▶ **THE PROBLEM**: Every line of the material below that holds the string "response" should be copied.

▶ **MATERIAL PROVIDED**:
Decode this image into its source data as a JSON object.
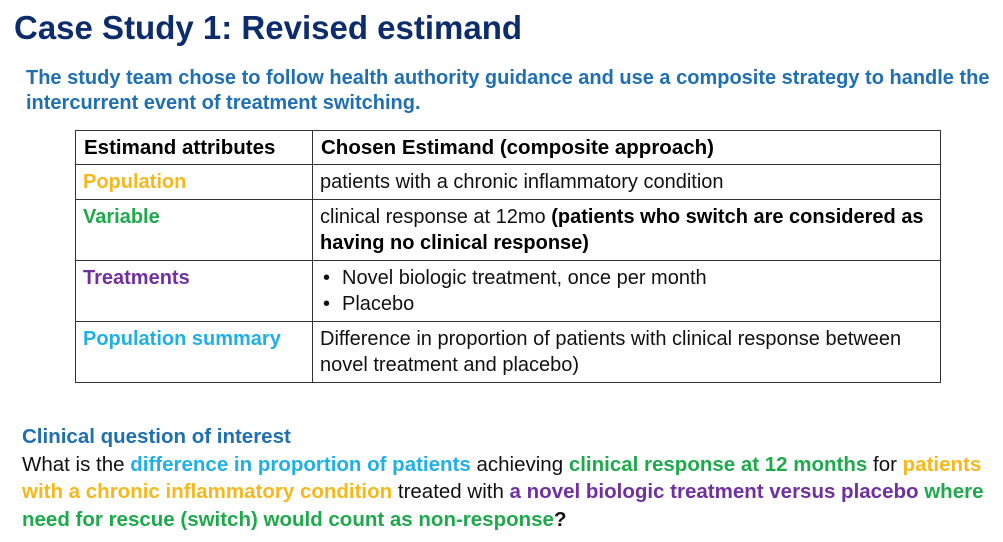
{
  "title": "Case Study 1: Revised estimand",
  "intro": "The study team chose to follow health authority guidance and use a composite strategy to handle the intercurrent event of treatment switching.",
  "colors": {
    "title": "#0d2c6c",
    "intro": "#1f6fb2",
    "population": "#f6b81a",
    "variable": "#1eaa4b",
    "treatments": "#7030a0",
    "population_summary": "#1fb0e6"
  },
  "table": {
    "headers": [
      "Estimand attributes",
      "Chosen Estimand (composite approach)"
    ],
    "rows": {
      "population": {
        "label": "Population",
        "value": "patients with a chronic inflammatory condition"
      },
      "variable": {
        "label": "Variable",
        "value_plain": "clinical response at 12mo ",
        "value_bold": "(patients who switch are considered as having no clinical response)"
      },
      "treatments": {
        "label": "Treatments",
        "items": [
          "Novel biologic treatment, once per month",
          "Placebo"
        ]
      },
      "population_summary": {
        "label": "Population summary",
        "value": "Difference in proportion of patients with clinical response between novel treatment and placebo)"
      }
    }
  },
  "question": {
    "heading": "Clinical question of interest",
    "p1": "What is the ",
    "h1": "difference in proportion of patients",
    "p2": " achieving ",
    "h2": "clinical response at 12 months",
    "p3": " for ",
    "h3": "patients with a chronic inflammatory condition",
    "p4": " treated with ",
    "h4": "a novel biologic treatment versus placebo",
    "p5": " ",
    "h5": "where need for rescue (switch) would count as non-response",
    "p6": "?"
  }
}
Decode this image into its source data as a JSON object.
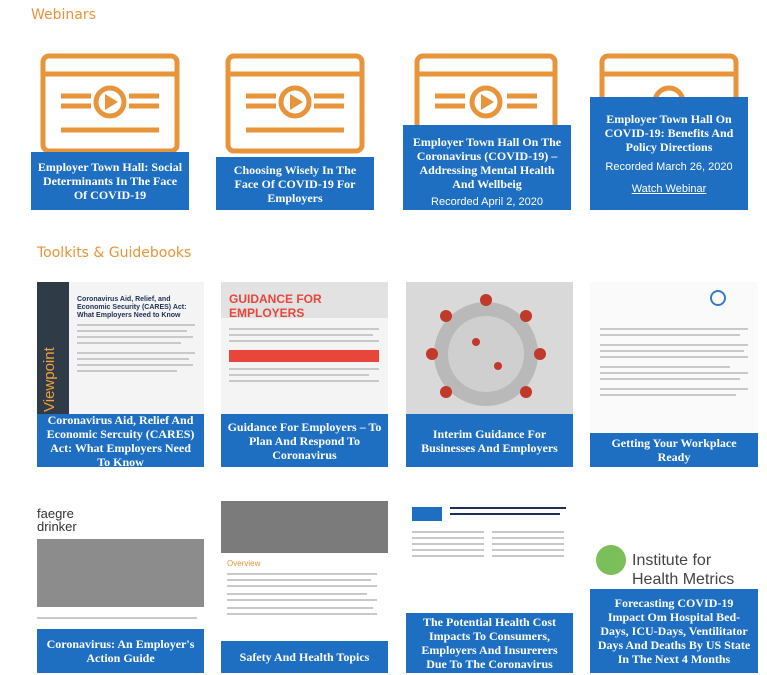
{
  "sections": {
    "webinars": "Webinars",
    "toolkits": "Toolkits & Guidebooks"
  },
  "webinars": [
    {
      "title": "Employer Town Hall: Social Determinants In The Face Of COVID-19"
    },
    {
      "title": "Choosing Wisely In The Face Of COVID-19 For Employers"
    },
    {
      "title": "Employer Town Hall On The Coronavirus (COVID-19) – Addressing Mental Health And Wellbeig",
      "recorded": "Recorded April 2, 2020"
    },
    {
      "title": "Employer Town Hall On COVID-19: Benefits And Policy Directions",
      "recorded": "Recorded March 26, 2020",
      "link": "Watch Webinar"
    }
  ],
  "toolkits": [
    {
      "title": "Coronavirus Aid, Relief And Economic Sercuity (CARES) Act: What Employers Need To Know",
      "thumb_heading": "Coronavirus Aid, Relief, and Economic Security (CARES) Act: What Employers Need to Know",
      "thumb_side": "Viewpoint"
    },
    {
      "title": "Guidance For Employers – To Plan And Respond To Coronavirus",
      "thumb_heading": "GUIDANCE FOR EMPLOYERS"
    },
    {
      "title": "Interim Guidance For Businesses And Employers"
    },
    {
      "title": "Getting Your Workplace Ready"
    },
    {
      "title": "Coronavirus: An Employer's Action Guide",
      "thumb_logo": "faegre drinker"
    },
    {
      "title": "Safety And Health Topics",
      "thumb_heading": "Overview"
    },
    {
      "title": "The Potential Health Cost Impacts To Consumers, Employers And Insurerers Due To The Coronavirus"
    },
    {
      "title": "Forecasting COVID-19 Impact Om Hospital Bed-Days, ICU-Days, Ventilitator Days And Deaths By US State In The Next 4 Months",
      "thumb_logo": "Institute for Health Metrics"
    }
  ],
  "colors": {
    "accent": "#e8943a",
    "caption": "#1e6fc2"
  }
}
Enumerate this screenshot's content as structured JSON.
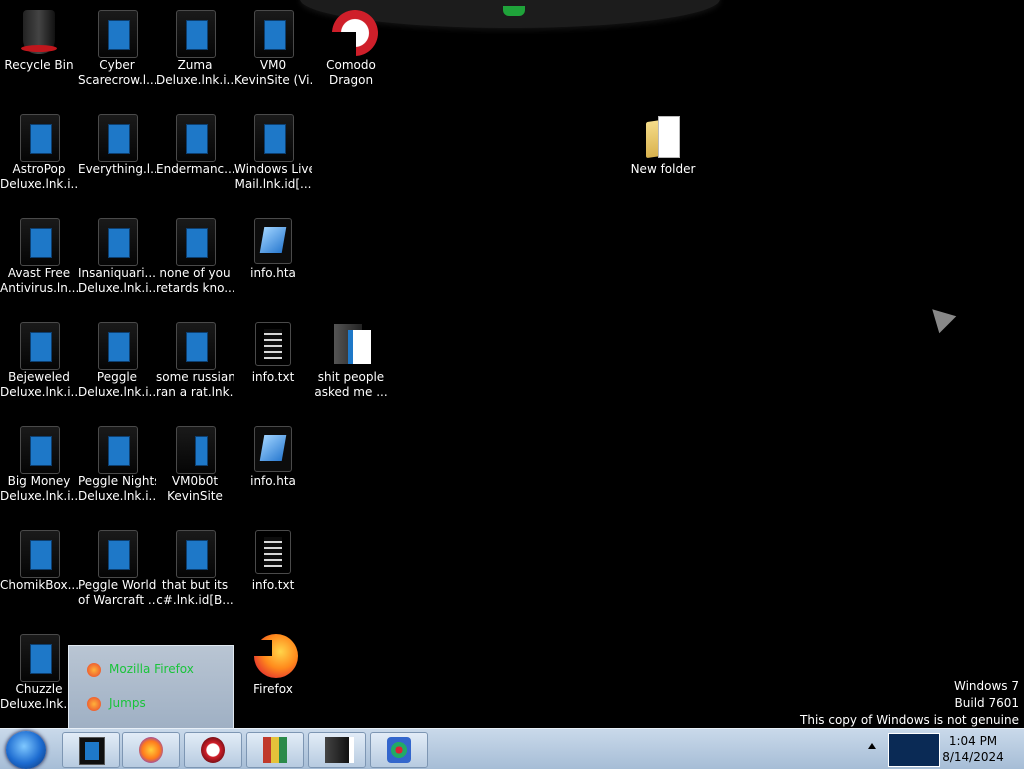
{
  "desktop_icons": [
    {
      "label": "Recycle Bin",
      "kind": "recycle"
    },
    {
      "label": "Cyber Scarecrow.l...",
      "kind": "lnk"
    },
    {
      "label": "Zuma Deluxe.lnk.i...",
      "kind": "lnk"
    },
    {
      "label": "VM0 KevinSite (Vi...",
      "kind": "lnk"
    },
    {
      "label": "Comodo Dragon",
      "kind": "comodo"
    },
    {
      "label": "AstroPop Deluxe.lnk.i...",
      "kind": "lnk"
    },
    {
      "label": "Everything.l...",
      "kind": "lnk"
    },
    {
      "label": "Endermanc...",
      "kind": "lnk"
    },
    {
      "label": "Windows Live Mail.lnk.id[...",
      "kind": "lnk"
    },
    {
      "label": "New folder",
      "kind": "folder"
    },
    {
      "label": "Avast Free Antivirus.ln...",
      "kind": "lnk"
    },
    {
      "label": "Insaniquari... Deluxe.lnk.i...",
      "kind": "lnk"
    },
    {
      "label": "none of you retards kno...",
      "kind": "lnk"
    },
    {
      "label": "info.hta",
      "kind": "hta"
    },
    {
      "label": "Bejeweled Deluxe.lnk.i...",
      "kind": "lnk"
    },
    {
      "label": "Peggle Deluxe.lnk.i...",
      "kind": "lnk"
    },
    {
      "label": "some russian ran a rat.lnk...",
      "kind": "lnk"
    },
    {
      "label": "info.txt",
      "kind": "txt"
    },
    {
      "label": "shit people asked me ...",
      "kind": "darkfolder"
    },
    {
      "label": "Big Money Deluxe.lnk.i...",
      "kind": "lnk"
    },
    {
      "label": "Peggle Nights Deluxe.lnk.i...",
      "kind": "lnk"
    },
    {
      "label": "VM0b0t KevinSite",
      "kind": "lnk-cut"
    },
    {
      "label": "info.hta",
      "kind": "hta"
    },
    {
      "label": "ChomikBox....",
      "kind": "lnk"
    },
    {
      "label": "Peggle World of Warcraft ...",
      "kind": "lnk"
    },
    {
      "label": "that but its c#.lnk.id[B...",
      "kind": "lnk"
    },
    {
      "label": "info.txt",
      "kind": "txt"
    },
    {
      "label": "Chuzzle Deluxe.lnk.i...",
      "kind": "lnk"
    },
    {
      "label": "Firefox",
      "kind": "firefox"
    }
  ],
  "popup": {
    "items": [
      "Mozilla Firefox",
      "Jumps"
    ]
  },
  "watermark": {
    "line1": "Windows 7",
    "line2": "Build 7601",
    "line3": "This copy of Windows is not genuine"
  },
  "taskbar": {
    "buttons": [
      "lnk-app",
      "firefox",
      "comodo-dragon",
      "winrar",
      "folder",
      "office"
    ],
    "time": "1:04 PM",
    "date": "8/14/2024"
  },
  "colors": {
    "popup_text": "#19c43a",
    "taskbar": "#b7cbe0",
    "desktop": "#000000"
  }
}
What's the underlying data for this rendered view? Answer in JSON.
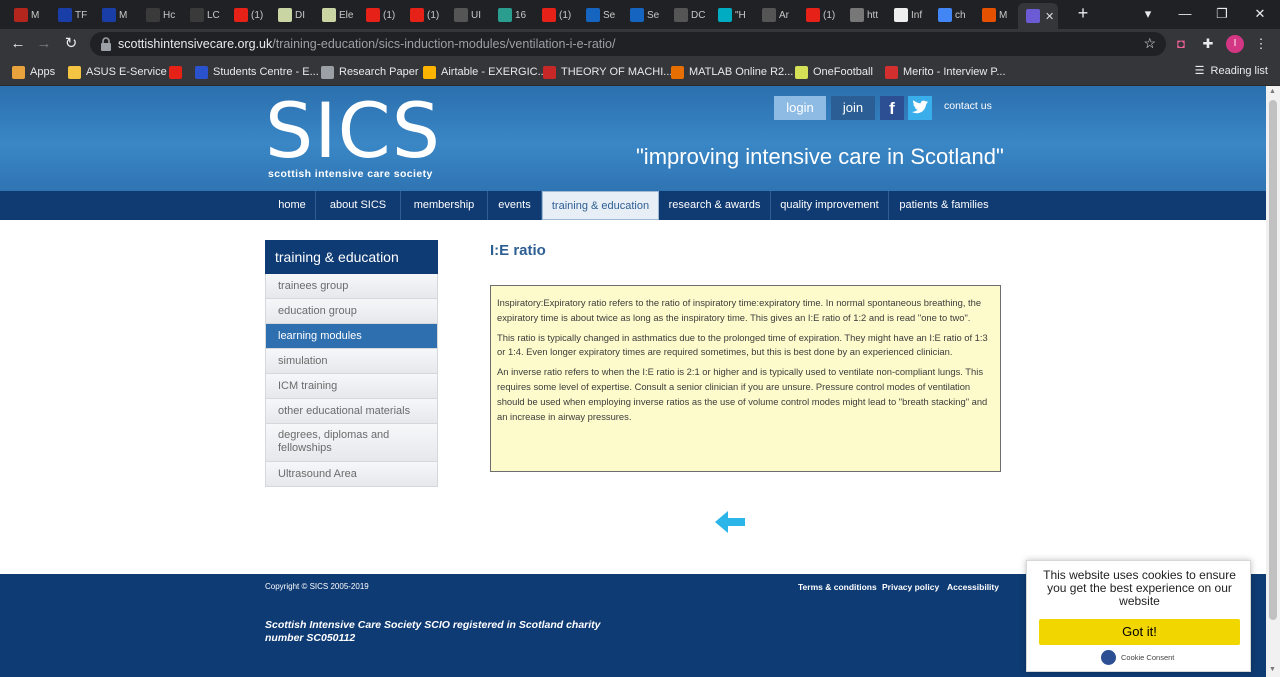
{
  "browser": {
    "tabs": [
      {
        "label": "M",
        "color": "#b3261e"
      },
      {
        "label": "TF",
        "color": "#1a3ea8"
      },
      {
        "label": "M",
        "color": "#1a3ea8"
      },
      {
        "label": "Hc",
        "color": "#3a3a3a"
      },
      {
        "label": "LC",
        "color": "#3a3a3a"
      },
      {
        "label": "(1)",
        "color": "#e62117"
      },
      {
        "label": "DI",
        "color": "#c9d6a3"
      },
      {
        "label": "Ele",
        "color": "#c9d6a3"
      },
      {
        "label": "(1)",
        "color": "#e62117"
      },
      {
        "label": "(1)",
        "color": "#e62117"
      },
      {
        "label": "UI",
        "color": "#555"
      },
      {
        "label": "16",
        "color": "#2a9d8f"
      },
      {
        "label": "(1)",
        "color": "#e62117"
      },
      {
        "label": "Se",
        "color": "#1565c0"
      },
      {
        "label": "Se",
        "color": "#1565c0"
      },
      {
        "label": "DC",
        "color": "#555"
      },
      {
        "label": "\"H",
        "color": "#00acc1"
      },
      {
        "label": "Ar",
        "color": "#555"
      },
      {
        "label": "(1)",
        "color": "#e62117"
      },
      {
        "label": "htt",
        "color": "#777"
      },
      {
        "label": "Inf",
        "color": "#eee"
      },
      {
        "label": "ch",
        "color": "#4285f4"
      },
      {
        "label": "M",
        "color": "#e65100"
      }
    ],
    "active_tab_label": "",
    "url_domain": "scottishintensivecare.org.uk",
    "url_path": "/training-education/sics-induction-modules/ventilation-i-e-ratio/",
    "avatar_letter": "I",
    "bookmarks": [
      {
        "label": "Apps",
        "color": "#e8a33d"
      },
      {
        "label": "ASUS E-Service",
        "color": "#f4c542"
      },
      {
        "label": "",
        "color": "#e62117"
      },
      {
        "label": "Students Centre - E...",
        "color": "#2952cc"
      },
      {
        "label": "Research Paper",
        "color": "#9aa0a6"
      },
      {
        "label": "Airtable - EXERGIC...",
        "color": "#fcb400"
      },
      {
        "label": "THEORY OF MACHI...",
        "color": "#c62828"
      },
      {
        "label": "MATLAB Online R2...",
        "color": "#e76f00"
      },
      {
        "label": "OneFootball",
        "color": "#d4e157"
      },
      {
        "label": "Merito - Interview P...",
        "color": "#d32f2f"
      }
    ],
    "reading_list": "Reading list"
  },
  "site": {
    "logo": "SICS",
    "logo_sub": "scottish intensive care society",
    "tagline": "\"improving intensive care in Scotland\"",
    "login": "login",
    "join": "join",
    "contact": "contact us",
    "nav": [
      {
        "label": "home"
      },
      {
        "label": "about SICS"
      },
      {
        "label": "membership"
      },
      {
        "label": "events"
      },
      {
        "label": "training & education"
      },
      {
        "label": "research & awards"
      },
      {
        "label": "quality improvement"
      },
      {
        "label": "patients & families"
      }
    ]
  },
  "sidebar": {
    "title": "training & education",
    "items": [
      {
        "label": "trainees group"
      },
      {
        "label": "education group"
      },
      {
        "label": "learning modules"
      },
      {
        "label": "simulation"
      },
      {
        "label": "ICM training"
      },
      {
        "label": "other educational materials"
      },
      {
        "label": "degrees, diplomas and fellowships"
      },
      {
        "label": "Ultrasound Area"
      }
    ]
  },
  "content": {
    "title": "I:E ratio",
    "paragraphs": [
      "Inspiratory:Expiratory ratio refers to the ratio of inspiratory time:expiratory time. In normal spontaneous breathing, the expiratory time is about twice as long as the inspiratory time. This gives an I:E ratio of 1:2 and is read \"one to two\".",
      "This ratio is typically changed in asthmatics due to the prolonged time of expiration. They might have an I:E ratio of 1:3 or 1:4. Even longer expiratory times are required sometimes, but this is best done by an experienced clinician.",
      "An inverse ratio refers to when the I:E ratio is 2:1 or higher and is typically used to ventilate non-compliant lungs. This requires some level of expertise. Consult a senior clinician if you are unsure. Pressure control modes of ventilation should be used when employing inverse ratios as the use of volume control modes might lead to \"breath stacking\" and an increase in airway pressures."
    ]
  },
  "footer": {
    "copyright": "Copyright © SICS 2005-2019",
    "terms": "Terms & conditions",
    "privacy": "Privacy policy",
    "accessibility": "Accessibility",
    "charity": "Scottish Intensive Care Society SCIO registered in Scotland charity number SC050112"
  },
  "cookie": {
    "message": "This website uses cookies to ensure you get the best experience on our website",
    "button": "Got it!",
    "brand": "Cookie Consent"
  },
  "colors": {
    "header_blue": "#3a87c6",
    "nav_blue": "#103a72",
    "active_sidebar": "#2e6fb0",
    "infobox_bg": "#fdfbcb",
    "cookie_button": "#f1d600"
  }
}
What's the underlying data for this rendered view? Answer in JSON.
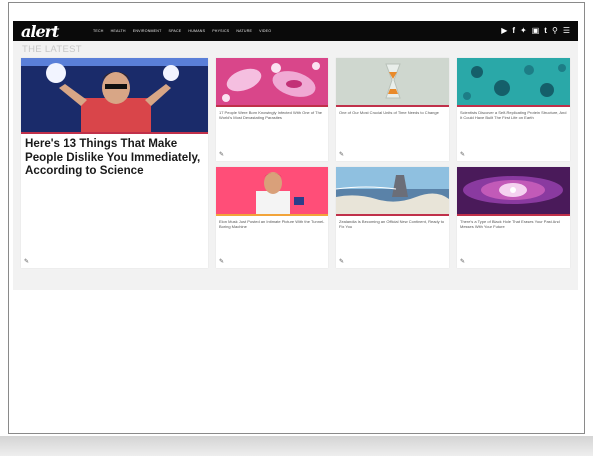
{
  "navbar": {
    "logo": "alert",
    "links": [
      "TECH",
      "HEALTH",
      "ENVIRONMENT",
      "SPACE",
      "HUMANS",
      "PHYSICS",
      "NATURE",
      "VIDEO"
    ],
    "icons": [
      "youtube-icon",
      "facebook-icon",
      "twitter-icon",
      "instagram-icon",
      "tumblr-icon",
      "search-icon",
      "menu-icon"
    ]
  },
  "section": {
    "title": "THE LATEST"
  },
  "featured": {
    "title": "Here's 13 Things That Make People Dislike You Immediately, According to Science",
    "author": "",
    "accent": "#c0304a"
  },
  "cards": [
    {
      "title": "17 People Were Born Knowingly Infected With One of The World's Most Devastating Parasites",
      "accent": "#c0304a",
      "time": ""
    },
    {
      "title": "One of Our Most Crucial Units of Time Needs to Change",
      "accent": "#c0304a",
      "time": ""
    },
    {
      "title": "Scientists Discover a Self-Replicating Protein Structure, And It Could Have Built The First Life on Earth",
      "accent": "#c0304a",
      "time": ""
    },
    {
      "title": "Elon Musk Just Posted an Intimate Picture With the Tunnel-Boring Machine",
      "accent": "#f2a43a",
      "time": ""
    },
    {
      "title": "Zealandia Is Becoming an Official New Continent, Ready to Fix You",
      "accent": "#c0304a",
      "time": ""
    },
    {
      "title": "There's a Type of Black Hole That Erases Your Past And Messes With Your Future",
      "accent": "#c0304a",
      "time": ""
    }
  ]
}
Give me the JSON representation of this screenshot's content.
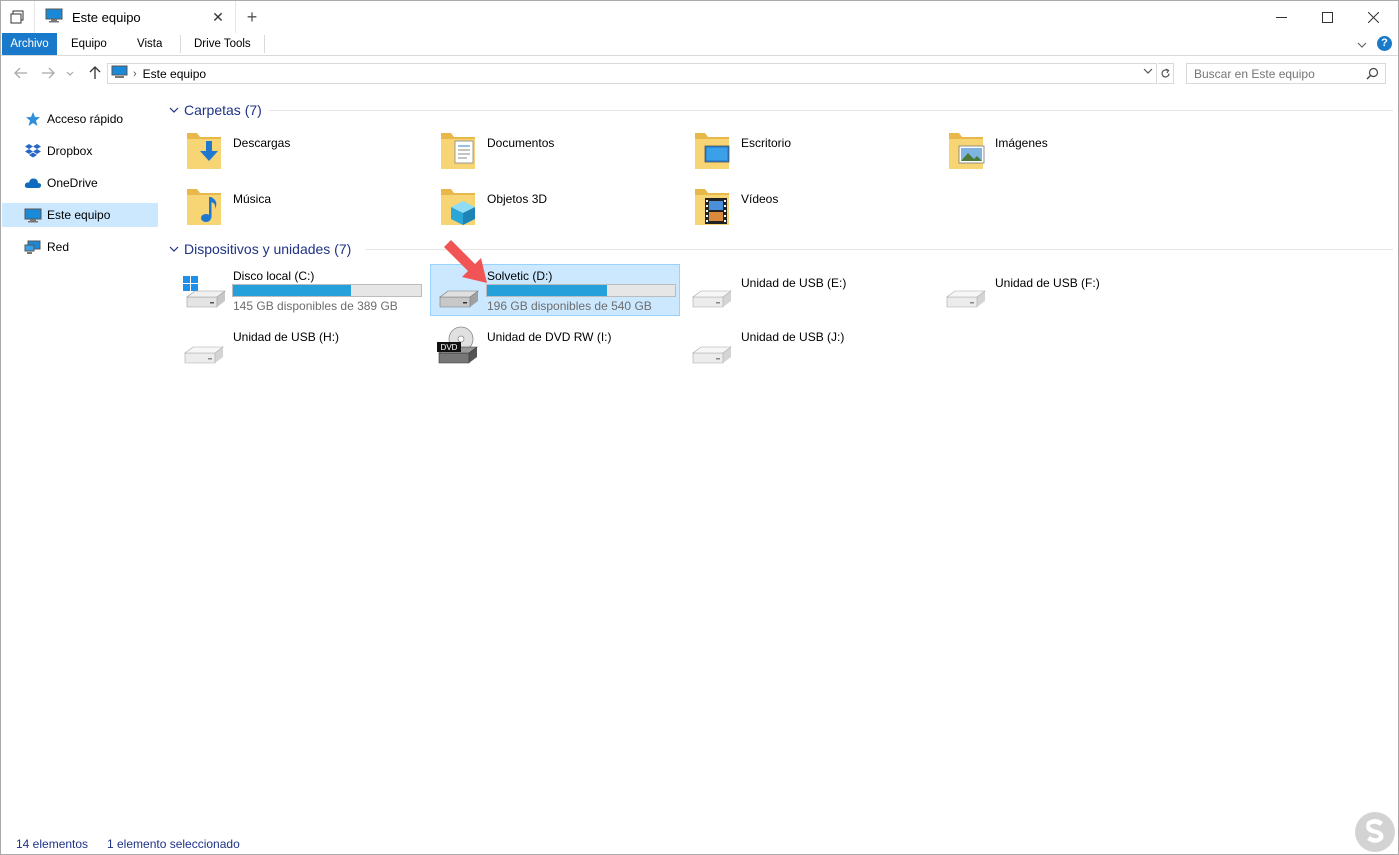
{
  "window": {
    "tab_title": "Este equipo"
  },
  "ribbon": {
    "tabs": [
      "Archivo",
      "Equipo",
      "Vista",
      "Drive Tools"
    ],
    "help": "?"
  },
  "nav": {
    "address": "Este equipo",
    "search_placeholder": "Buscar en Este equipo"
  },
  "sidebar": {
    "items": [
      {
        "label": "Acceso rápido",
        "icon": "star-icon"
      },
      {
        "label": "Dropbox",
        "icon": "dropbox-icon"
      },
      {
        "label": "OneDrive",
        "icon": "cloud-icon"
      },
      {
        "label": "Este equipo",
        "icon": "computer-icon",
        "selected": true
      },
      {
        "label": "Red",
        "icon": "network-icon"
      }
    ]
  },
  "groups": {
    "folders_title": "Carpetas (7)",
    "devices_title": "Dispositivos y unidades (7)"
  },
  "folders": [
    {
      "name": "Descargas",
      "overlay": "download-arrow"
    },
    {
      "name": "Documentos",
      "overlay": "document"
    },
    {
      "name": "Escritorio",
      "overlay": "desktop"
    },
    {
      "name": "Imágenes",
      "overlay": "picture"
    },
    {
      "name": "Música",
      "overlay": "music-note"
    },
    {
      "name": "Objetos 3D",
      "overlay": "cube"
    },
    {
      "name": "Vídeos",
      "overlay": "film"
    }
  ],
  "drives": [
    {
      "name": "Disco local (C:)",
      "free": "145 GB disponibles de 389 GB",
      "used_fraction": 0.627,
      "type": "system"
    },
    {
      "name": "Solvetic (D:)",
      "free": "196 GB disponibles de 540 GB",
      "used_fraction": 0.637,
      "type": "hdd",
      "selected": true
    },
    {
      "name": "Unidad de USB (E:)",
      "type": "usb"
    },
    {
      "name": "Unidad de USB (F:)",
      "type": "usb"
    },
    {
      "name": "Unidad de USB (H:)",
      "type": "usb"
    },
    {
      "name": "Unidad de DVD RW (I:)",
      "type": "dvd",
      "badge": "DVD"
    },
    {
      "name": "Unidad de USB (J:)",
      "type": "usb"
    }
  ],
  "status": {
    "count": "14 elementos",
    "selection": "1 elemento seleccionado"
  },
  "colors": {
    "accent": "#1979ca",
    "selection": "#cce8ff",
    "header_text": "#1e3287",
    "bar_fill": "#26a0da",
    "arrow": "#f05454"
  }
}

▶ **ANSWER FOR THIS EXERCISE**:
        "value_plain": "clinical response at 12mo ",
        "value_bold": "(patients who switch are considered as having no clinical response)"
        "value": "Difference in proportion of patients with clinical response between novel treatment and placebo)"
    "h2": "clinical response at 12 months",
    "h5": "where need for rescue (switch) would count as non-response",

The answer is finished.